--- Extracted entries ---

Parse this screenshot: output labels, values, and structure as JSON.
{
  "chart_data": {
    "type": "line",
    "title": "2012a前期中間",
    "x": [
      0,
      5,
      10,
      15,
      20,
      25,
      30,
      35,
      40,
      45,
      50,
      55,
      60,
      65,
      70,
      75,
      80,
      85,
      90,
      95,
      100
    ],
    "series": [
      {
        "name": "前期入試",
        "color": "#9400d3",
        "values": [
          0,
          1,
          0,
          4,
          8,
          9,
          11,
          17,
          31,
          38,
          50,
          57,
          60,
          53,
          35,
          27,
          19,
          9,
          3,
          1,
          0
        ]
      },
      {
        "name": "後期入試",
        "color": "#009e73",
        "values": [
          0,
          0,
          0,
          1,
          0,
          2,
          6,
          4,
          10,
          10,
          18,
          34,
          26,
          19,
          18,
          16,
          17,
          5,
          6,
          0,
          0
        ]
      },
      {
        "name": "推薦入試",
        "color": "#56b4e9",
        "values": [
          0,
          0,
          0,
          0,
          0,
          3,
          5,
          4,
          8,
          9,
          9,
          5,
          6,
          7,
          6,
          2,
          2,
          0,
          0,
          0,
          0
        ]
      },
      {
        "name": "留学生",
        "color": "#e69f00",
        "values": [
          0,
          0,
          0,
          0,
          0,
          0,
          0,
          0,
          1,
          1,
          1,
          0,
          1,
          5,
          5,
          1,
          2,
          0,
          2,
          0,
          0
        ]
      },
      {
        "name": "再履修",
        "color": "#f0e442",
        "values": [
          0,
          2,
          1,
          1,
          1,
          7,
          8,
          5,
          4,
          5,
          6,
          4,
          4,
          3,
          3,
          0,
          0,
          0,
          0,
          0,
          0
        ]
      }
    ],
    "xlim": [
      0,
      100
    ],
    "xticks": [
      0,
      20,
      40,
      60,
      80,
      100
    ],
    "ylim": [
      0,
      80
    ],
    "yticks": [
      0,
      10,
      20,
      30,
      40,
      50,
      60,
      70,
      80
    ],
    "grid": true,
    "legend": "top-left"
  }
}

---

**Exercise directions:** Please reproduce the entire listing, exactly as shown.

**Full solution:**
Parse this screenshot: output labels, values, and structure as JSON.
{
  "chart_data": {
    "type": "line",
    "title": "2012a前期中間",
    "x": [
      0,
      5,
      10,
      15,
      20,
      25,
      30,
      35,
      40,
      45,
      50,
      55,
      60,
      65,
      70,
      75,
      80,
      85,
      90,
      95,
      100
    ],
    "series": [
      {
        "name": "前期入試",
        "color": "#9400d3",
        "values": [
          0,
          1,
          0,
          4,
          8,
          9,
          11,
          17,
          31,
          38,
          50,
          57,
          60,
          53,
          35,
          27,
          19,
          9,
          3,
          1,
          0
        ]
      },
      {
        "name": "後期入試",
        "color": "#009e73",
        "values": [
          0,
          0,
          0,
          1,
          0,
          2,
          6,
          4,
          10,
          10,
          18,
          34,
          26,
          19,
          18,
          16,
          17,
          5,
          6,
          0,
          0
        ]
      },
      {
        "name": "推薦入試",
        "color": "#56b4e9",
        "values": [
          0,
          0,
          0,
          0,
          0,
          3,
          5,
          4,
          8,
          9,
          9,
          5,
          6,
          7,
          6,
          2,
          2,
          0,
          0,
          0,
          0
        ]
      },
      {
        "name": "留学生",
        "color": "#e69f00",
        "values": [
          0,
          0,
          0,
          0,
          0,
          0,
          0,
          0,
          1,
          1,
          1,
          0,
          1,
          5,
          5,
          1,
          2,
          0,
          2,
          0,
          0
        ]
      },
      {
        "name": "再履修",
        "color": "#f0e442",
        "values": [
          0,
          2,
          1,
          1,
          1,
          7,
          8,
          5,
          4,
          5,
          6,
          4,
          4,
          3,
          3,
          0,
          0,
          0,
          0,
          0,
          0
        ]
      }
    ],
    "xlim": [
      0,
      100
    ],
    "xticks": [
      0,
      20,
      40,
      60,
      80,
      100
    ],
    "ylim": [
      0,
      80
    ],
    "yticks": [
      0,
      10,
      20,
      30,
      40,
      50,
      60,
      70,
      80
    ],
    "grid": true,
    "legend": "top-left"
  }
}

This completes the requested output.